- [網頁節錄]:
────
在關係型 DB中,分區表經常使用DateKey(int 數據類型)作為Partition Column,每個月的數據填充到同一個Partition中,由於在Fore-End呈現的報表大多數是基於Month的查詢,按照Month分區的設計能夠提高查詢性能,但是,如果,前任DBA沒有創建Schedule ...
在關係型 DB中,分區表經常使用DateKey(int 數據類型)作為Partition Column,每個月的數據填充到同一個Partition中,由於在Fore-End呈現的報表大多數是基於Month的查詢,按照Month分區的設計能夠提高查詢性能,但是,如果,前任DBA沒有創建Schedule來維護Partition Function,不能增加新的Partition,所有新增加的數據都會插入到最後一個Partition中,導致最後一個Partition填充的數據量十分大,降低了分區表的查詢性能。
一,最佳實踐(Best Practices )
微軟建議,避免對已填充的分區執行split或merge操作。在分區表的兩端都保持空的分區(Empty Partition),第一個分區和最後一個分區是Empty Partition。通過對尾端的Empty Partition進行Split操作,就能在尾端增加分區,並且不會產生數據移動;當將數據從前端的第二個分區中歸檔後,第一個分區和第二個分區都是Empty Partition,Empty Partition進行Merge操作,不會產生數據的移動。
Always keep empty partitions at both ends of the partition range to guarantee that the partition split (before loading new data) and partition merge (after unloading old data) do not incur any data movement. Avoid splitting or merging populated partitions. This can be extremely inefficient, as this may cause as much as four times more log generation, and may also cause severe locking.
因此,受此Best Practices的影響,DB開發人員在創建分區表時,一般的做法是只創建特定數量的分區,並且只保持兩端是Empty Partition,例如:
CREATE PARTITION FUNCTION [funcPartition_DateKey](int) AS RANGE RIGHT FOR VALUES (20100701, 20100801, <.....> , 20150501, 20150601) GO CREATE PARTITION SCHEME [schePartition_DataKey] AS PARTITION [funcPartition_DateKey] TO ([PRIMARY], <....>, [PRIMARY]) GO
改進建議:在SQL Server 2012中,在一個Table或索引上,最多能夠創建15 000個分區(In SQL Server 2012, a table or index can have a maximum of 15,000 partitions),未雨綢繆,我們可以按照月份,一次性創建360個分區,每月一個分區,每年12個分區,服務30年,一勞永逸,當然,也可以創建Schedule,前提是,你必須保證Schedule按時執行成功。
────
- [練習說明]:
(1) 請從資料列中篩選出含有字串「elements」的每一行,並照原樣抄錄;比對時須區分大小寫。
(2) 請從分區表節錄最後一句之後接續撰寫。
上述分區表節錄與其後的資料列各自獨立,彼此並無關聯。

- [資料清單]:
────
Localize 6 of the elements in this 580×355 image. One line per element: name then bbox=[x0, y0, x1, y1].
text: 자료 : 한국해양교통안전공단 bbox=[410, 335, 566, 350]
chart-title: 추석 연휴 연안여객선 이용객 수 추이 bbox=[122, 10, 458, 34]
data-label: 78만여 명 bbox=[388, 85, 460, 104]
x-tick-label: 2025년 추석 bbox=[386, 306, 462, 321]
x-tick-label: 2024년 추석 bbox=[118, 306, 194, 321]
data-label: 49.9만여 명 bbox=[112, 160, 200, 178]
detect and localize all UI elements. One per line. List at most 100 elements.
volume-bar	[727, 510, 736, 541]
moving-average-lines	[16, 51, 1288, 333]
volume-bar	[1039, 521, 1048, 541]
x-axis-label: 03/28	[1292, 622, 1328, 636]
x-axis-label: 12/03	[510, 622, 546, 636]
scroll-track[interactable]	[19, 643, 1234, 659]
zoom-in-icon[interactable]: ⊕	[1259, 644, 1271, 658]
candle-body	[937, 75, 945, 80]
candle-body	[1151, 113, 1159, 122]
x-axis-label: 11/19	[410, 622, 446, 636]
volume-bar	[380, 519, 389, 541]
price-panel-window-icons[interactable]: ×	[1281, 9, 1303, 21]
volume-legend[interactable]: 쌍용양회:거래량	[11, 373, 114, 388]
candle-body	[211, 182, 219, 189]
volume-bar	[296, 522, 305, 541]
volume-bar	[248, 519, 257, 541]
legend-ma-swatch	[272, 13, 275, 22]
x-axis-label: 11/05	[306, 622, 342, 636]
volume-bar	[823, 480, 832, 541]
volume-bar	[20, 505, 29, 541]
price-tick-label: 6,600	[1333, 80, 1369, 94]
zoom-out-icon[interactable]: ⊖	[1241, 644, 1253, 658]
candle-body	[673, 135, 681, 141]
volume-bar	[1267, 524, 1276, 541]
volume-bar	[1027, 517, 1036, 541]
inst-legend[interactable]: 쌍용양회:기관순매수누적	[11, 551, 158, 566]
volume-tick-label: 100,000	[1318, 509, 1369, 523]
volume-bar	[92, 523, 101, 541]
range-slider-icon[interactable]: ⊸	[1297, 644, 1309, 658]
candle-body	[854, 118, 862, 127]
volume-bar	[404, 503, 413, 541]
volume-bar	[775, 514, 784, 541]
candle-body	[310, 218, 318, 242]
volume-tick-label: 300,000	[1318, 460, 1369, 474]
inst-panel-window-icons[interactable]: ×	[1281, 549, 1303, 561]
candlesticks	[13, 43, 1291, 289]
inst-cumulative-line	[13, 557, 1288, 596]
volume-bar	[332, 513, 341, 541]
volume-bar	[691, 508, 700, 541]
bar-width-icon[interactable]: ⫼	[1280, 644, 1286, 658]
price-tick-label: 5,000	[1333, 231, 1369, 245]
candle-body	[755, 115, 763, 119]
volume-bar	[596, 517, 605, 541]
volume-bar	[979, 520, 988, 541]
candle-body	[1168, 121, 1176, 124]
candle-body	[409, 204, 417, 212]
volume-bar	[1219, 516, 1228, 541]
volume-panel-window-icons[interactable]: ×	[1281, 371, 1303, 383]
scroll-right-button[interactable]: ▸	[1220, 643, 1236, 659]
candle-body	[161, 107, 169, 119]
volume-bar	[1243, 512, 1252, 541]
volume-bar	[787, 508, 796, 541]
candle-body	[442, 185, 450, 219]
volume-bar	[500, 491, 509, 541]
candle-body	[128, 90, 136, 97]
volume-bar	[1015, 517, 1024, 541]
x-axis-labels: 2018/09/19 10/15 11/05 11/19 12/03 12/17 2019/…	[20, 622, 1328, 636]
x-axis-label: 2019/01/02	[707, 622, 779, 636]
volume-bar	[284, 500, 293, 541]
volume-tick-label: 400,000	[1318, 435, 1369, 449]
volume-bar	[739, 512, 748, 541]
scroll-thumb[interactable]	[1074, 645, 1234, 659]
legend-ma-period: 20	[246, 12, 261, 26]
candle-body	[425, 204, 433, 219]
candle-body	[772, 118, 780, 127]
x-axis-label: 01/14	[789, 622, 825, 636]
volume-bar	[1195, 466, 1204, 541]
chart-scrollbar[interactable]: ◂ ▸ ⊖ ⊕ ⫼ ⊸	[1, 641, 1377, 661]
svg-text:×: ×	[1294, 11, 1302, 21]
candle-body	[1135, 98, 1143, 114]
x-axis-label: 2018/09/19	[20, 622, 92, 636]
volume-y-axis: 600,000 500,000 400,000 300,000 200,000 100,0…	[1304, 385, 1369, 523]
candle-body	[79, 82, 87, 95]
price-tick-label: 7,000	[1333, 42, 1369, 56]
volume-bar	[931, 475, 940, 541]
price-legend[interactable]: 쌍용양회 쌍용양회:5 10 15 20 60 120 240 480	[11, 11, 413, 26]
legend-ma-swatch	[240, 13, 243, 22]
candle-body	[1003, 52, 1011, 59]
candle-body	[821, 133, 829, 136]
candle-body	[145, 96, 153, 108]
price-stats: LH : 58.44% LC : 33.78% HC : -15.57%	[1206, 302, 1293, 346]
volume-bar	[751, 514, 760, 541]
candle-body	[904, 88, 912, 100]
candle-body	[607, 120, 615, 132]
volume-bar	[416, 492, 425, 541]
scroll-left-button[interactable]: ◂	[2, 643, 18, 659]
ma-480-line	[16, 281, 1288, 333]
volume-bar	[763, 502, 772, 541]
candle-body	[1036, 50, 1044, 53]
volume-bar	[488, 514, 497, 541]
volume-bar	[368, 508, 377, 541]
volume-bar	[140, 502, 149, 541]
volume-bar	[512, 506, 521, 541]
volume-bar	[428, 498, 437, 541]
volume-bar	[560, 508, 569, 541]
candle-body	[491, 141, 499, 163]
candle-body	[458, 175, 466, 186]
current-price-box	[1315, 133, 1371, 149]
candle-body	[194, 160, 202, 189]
────
- [參考答案]:
(1)
Localize 6 of the elements in this 580×355 image. One line per element: name then bbox=[x0, y0, x1, y1].
detect and localize all UI elements. One per line. List at most 100 elements.

(2)
如果,必須要對已填充的分區表,增加分區,要怎麼做?
方法1,直接修改Partition Function,通過拆分末端Partition來增加分區
由於很多 Big Table 使用相同的Partition Schema進行分區,簡單地從末端Partition為起點,逐個增加分區,在短時間內會產生海量的Disk IO操作,對系統產生極大的影響,例如
declare @DateKey int set @DateKey=20150701 while @DateKey<20200101 begin alter partition scheme [schePartition_DataKey] Next Used [primary];
alter partition function [funcPartition_DateKey]() split range(@DateKey);
set @DateKey=cast(convert(nvarchar(8),dateadd(month,1,cast(cast(@DateKey as nvarchar(8)) as date)),112) as int); end
方法2,更改分區表的Partition Schema
創建新的Partition function 和 Partition Schema,逐個Table修改其Partition Schema,這個方法(Workaround),雖然實現過程比較繁瑣,但是對系統性能的副作用最小,將影響控制在當前操作的Target Table。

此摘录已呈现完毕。